• Your goal:
Copy all of the material exactly. Pictures are not to appear in the copy.

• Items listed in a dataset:
+===+

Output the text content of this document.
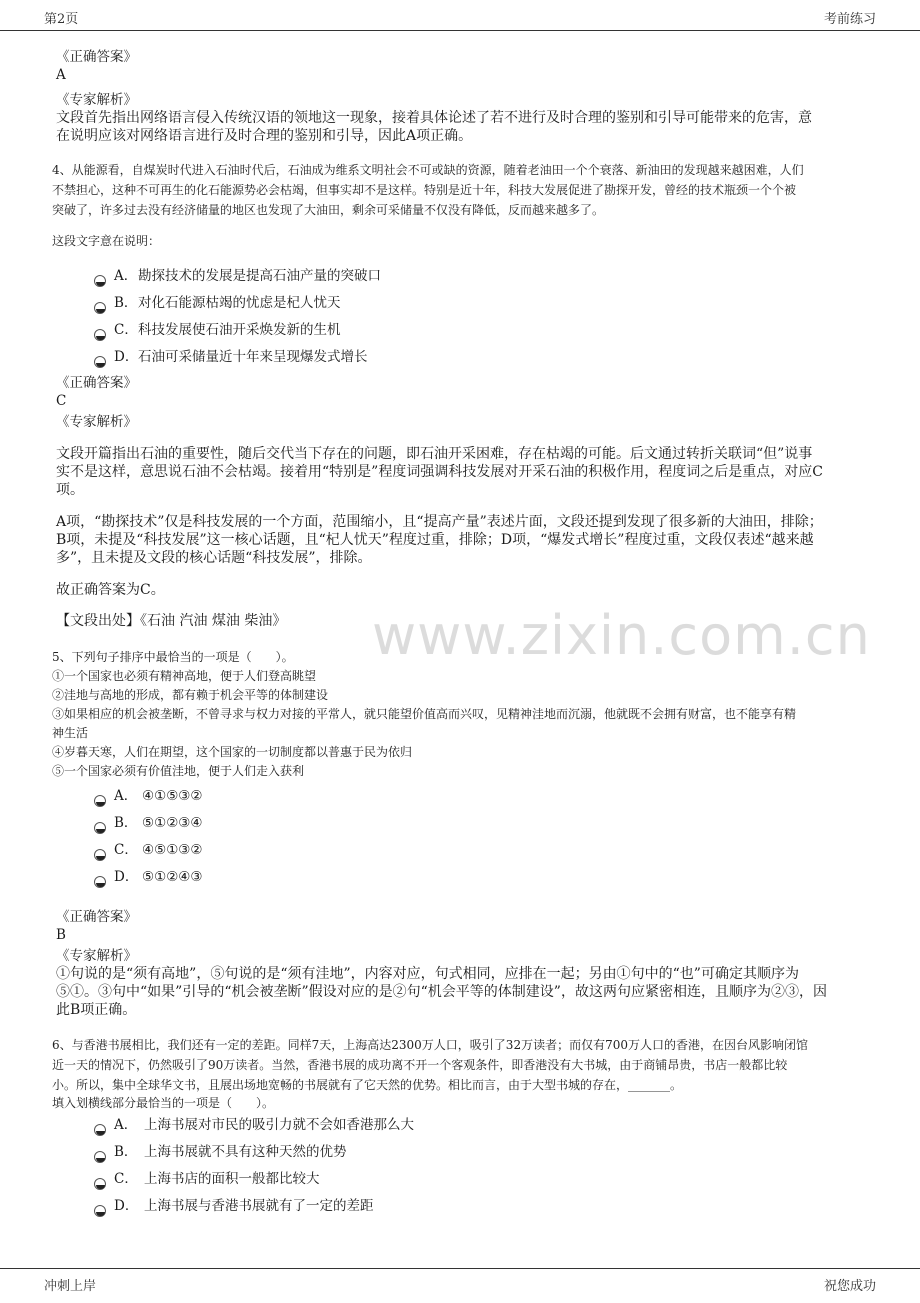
第2页	考前练习
www.zixin.com.cn
《正确答案》
A
《专家解析》
文段首先指出网络语言侵入传统汉语的领地这一现象，接着具体论述了若不进行及时合理的鉴别和引导可能带来的危害，意
在说明应该对网络语言进行及时合理的鉴别和引导，因此A项正确。
4、从能源看，自煤炭时代进入石油时代后，石油成为维系文明社会不可或缺的资源，随着老油田一个个衰落、新油田的发现越来越困难，人们
不禁担心，这种不可再生的化石能源势必会枯竭，但事实却不是这样。特别是近十年，科技大发展促进了勘探开发，曾经的技术瓶颈一个个被
突破了，许多过去没有经济储量的地区也发现了大油田，剩余可采储量不仅没有降低，反而越来越多了。
这段文字意在说明：
A． 勘探技术的发展是提高石油产量的突破口
B． 对化石能源枯竭的忧虑是杞人忧天
C． 科技发展使石油开采焕发新的生机
D． 石油可采储量近十年来呈现爆发式增长
《正确答案》
C
《专家解析》
文段开篇指出石油的重要性，随后交代当下存在的问题，即石油开采困难，存在枯竭的可能。后文通过转折关联词“但”说事
实不是这样，意思说石油不会枯竭。接着用“特别是”程度词强调科技发展对开采石油的积极作用，程度词之后是重点，对应C
项。
A项，“勘探技术”仅是科技发展的一个方面，范围缩小，且“提高产量”表述片面，文段还提到发现了很多新的大油田，排除；
B项，未提及“科技发展”这一核心话题，且“杞人忧天”程度过重，排除；D项，“爆发式增长”程度过重，文段仅表述“越来越
多”，且未提及文段的核心话题“科技发展”，排除。
故正确答案为C。
【文段出处】《石油 汽油 煤油 柴油》
5、下列句子排序中最恰当的一项是（　　）。
①一个国家也必须有精神高地，便于人们登高眺望
②洼地与高地的形成，都有赖于机会平等的体制建设
③如果相应的机会被垄断，不曾寻求与权力对接的平常人，就只能望价值高而兴叹，见精神洼地而沉溺，他就既不会拥有财富，也不能享有精
神生活
④岁暮天寒，人们在期望，这个国家的一切制度都以普惠于民为依归
⑤一个国家必须有价值洼地，便于人们走入获利
A． ④①⑤③②
B． ⑤①②③④
C． ④⑤①③②
D． ⑤①②④③
《正确答案》
B
《专家解析》
①句说的是“须有高地”，⑤句说的是“须有洼地”，内容对应，句式相同，应排在一起；另由①句中的“也”可确定其顺序为
⑤①。③句中“如果”引导的“机会被垄断”假设对应的是②句“机会平等的体制建设”，故这两句应紧密相连，且顺序为②③，因
此B项正确。
6、与香港书展相比，我们还有一定的差距。同样7天，上海高达2300万人口，吸引了32万读者；而仅有700万人口的香港，在因台风影响闭馆
近一天的情况下，仍然吸引了90万读者。当然，香港书展的成功离不开一个客观条件，即香港没有大书城，由于商铺昂贵，书店一般都比较
小。所以，集中全球华文书，且展出场地宽畅的书展就有了它天然的优势。相比而言，由于大型书城的存在，_______。
填入划横线部分最恰当的一项是（　　）。
A． 上海书展对市民的吸引力就不会如香港那么大
B． 上海书展就不具有这种天然的优势
C． 上海书店的面积一般都比较大
D． 上海书展与香港书展就有了一定的差距
冲刺上岸	祝您成功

+===+

• Response to the exercise:
Output the text content of this document.
第2页	考前练习
www.zixin.com.cn
《正确答案》
A
《专家解析》
文段首先指出网络语言侵入传统汉语的领地这一现象，接着具体论述了若不进行及时合理的鉴别和引导可能带来的危害，意
在说明应该对网络语言进行及时合理的鉴别和引导，因此A项正确。
4、从能源看，自煤炭时代进入石油时代后，石油成为维系文明社会不可或缺的资源，随着老油田一个个衰落、新油田的发现越来越困难，人们
不禁担心，这种不可再生的化石能源势必会枯竭，但事实却不是这样。特别是近十年，科技大发展促进了勘探开发，曾经的技术瓶颈一个个被
突破了，许多过去没有经济储量的地区也发现了大油田，剩余可采储量不仅没有降低，反而越来越多了。
这段文字意在说明：
A． 勘探技术的发展是提高石油产量的突破口
B． 对化石能源枯竭的忧虑是杞人忧天
C． 科技发展使石油开采焕发新的生机
D． 石油可采储量近十年来呈现爆发式增长
《正确答案》
C
《专家解析》
文段开篇指出石油的重要性，随后交代当下存在的问题，即石油开采困难，存在枯竭的可能。后文通过转折关联词“但”说事
实不是这样，意思说石油不会枯竭。接着用“特别是”程度词强调科技发展对开采石油的积极作用，程度词之后是重点，对应C
项。
A项，“勘探技术”仅是科技发展的一个方面，范围缩小，且“提高产量”表述片面，文段还提到发现了很多新的大油田，排除；
B项，未提及“科技发展”这一核心话题，且“杞人忧天”程度过重，排除；D项，“爆发式增长”程度过重，文段仅表述“越来越
多”，且未提及文段的核心话题“科技发展”，排除。
故正确答案为C。
【文段出处】《石油 汽油 煤油 柴油》
5、下列句子排序中最恰当的一项是（　　）。
①一个国家也必须有精神高地，便于人们登高眺望
②洼地与高地的形成，都有赖于机会平等的体制建设
③如果相应的机会被垄断，不曾寻求与权力对接的平常人，就只能望价值高而兴叹，见精神洼地而沉溺，他就既不会拥有财富，也不能享有精
神生活
④岁暮天寒，人们在期望，这个国家的一切制度都以普惠于民为依归
⑤一个国家必须有价值洼地，便于人们走入获利
A． ④①⑤③②
B． ⑤①②③④
C． ④⑤①③②
D． ⑤①②④③
《正确答案》
B
《专家解析》
①句说的是“须有高地”，⑤句说的是“须有洼地”，内容对应，句式相同，应排在一起；另由①句中的“也”可确定其顺序为
⑤①。③句中“如果”引导的“机会被垄断”假设对应的是②句“机会平等的体制建设”，故这两句应紧密相连，且顺序为②③，因
此B项正确。
6、与香港书展相比，我们还有一定的差距。同样7天，上海高达2300万人口，吸引了32万读者；而仅有700万人口的香港，在因台风影响闭馆
近一天的情况下，仍然吸引了90万读者。当然，香港书展的成功离不开一个客观条件，即香港没有大书城，由于商铺昂贵，书店一般都比较
小。所以，集中全球华文书，且展出场地宽畅的书展就有了它天然的优势。相比而言，由于大型书城的存在，_______。
填入划横线部分最恰当的一项是（　　）。
A． 上海书展对市民的吸引力就不会如香港那么大
B． 上海书展就不具有这种天然的优势
C． 上海书店的面积一般都比较大
D． 上海书展与香港书展就有了一定的差距
冲刺上岸	祝您成功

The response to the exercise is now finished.